>> START THE RECORDS

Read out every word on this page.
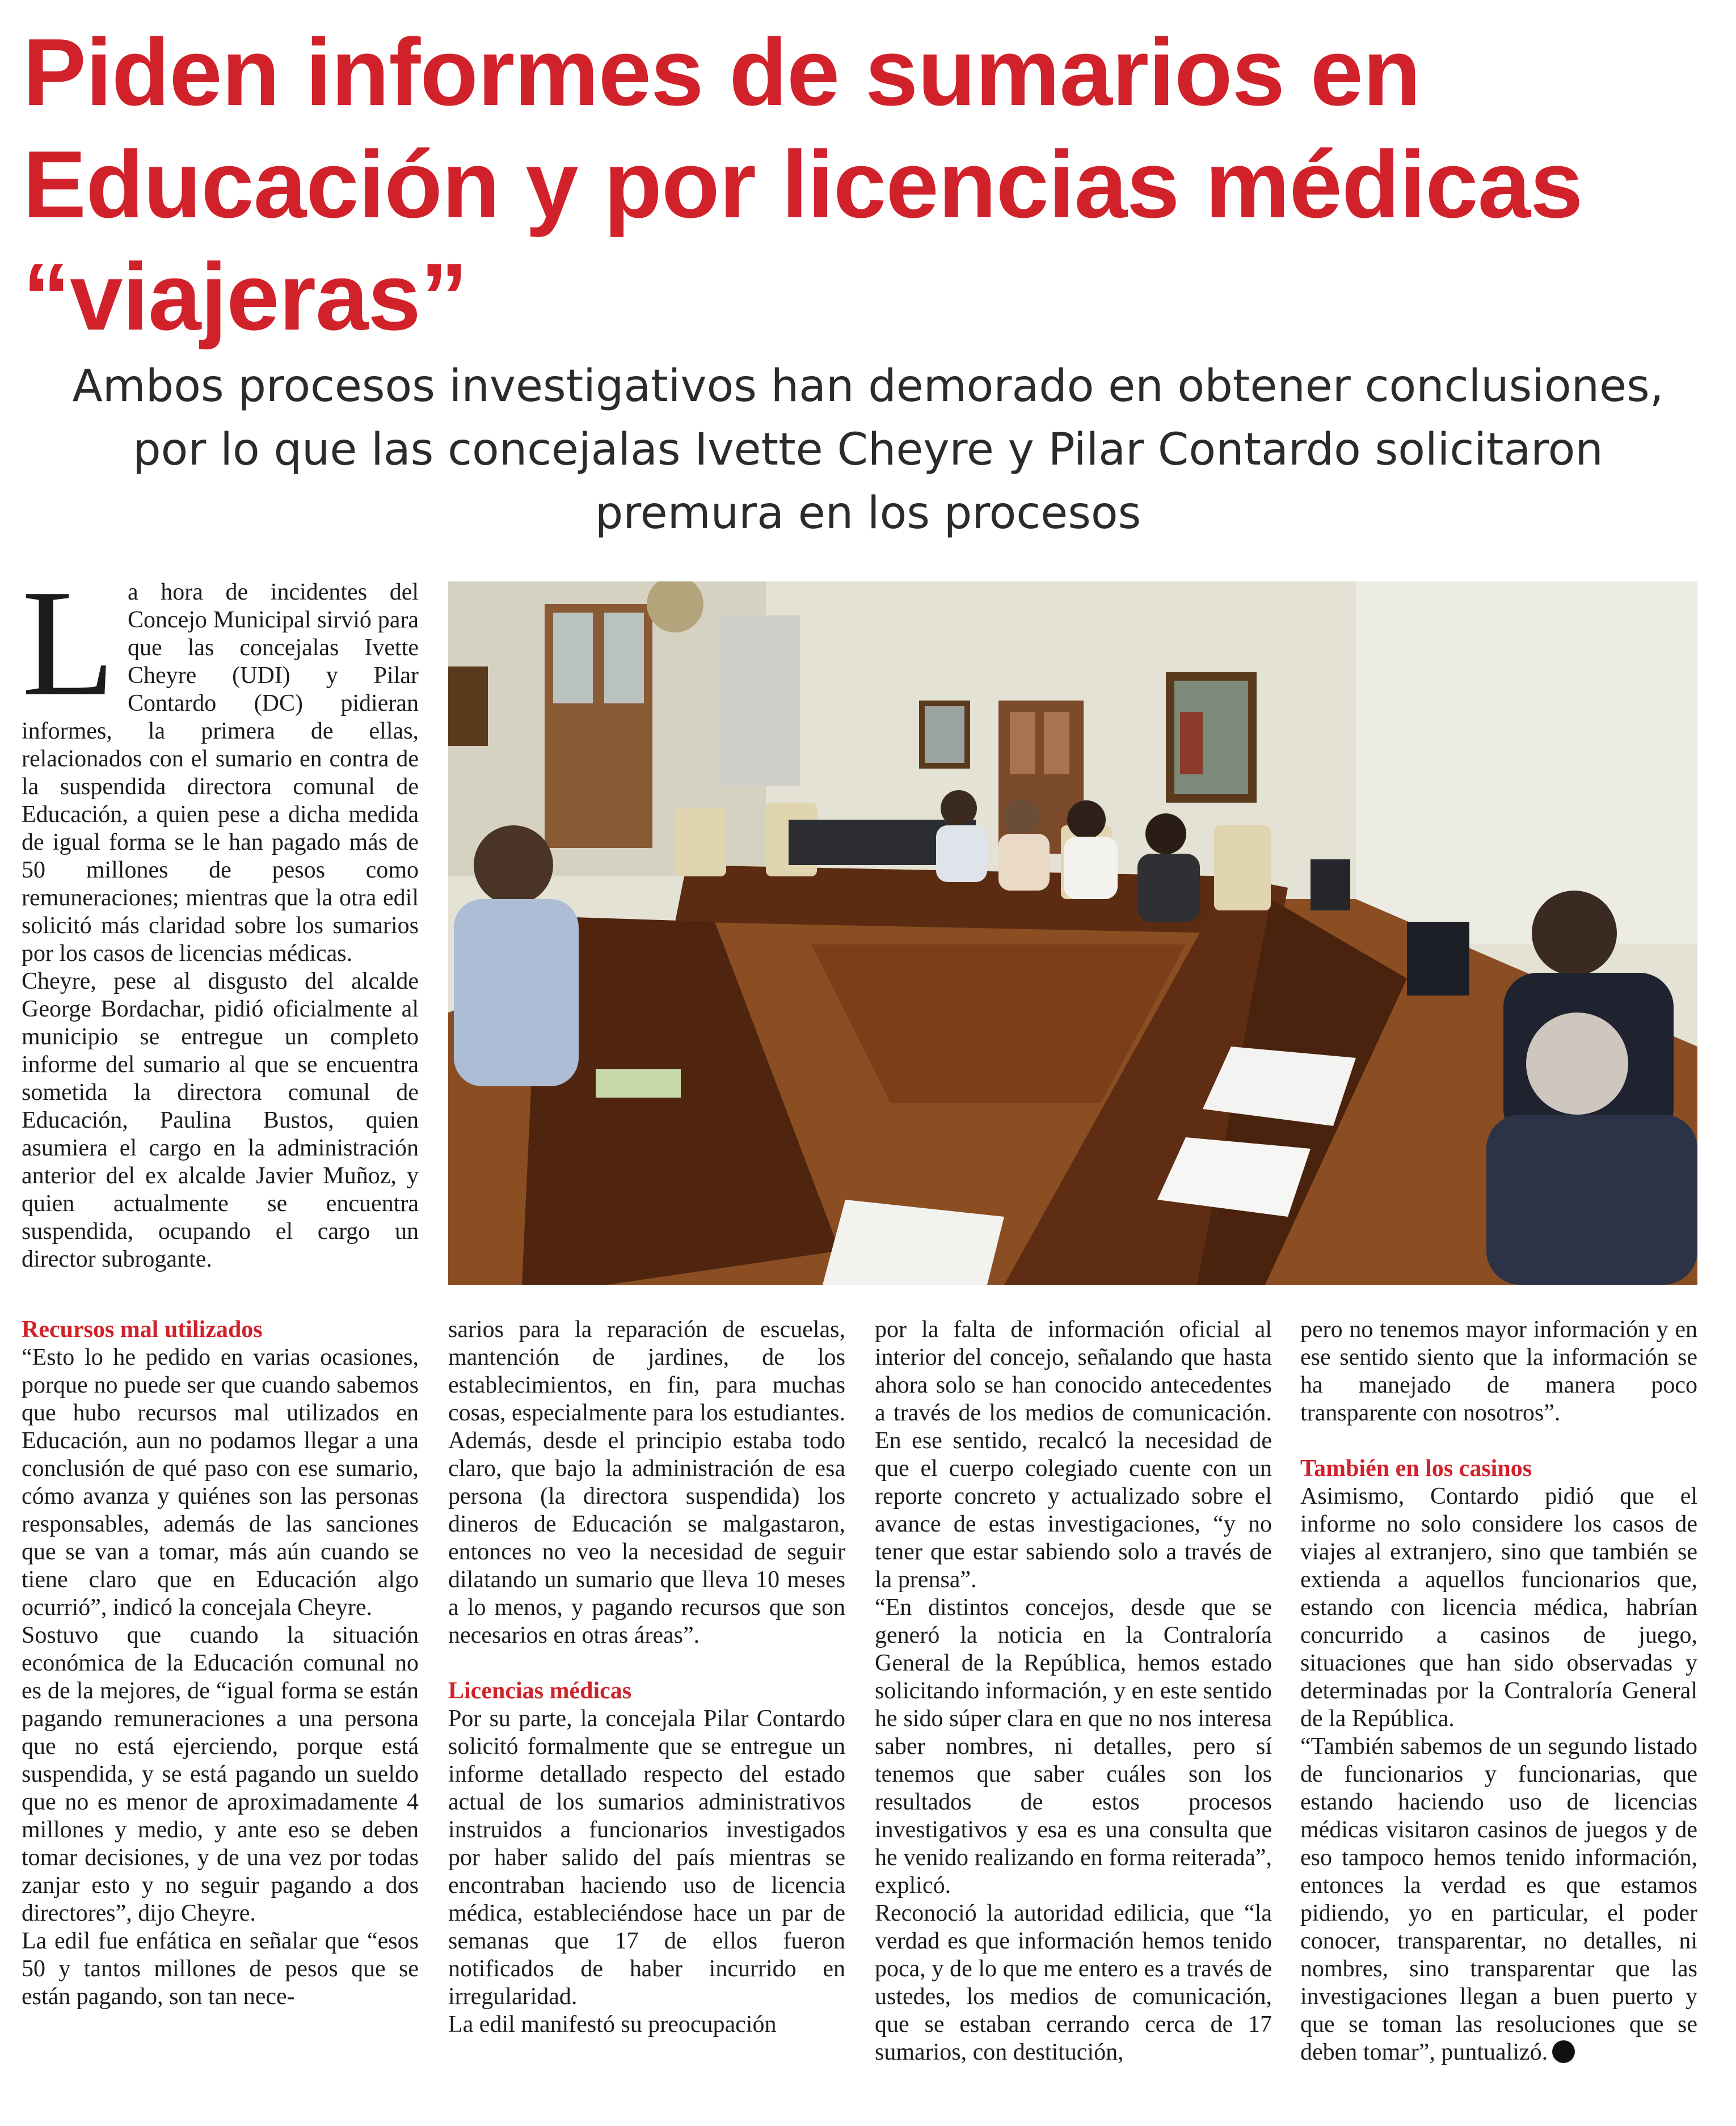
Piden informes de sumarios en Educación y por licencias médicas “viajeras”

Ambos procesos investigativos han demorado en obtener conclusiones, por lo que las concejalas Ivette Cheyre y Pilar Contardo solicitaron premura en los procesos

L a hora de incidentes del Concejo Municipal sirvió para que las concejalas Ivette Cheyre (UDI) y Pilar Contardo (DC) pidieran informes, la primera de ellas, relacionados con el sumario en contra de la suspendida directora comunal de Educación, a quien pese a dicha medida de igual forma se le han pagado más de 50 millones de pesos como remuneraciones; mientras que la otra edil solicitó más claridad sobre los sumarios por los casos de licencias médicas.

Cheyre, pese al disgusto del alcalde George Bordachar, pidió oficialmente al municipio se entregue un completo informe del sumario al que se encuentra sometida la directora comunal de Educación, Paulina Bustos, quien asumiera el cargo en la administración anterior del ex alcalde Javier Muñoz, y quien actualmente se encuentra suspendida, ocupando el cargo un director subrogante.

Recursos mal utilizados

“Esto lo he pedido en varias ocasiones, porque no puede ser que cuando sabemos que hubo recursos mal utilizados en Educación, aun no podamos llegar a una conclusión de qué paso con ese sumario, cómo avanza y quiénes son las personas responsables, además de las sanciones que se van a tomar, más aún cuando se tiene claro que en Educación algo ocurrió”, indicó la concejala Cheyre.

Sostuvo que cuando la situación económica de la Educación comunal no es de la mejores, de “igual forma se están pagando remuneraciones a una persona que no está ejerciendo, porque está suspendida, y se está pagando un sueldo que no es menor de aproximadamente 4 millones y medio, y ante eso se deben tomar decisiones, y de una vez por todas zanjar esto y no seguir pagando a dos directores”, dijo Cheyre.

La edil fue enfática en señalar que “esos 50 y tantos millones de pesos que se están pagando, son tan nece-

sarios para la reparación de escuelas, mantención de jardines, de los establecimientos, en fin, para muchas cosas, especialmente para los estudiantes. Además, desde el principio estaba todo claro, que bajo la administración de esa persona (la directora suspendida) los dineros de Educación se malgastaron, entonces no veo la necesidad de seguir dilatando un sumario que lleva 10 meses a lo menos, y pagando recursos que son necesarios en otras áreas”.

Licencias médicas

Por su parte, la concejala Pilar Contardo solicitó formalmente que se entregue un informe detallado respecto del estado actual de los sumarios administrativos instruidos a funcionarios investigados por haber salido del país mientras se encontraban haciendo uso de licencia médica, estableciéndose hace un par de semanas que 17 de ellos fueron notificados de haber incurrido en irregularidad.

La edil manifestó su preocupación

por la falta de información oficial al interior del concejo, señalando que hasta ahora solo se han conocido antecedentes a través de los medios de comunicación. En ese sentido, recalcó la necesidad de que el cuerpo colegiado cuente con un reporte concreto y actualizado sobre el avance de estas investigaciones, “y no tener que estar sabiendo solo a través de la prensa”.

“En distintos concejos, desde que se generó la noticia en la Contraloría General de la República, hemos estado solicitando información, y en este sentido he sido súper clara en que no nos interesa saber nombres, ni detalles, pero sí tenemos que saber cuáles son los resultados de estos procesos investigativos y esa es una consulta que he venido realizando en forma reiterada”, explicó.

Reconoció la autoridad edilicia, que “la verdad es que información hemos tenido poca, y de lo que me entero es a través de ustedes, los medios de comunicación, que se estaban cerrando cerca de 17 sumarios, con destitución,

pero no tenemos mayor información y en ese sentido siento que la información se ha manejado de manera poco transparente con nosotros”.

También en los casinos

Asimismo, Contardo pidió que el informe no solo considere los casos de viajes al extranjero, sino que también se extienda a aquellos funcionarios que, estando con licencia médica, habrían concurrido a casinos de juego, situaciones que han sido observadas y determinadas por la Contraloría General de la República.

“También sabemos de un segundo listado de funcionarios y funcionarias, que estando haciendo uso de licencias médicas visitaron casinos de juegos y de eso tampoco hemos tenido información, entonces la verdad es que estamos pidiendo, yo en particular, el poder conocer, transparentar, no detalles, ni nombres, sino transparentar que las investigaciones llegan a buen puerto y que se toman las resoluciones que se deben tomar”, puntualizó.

>> END THE RECORDS

* _EXERCISE INSTRUCTIONS_
In the material above, tally every line with the string "utilizados" in it, then give that number alone.

* _SOLUTION TO THE EXERCISE_
2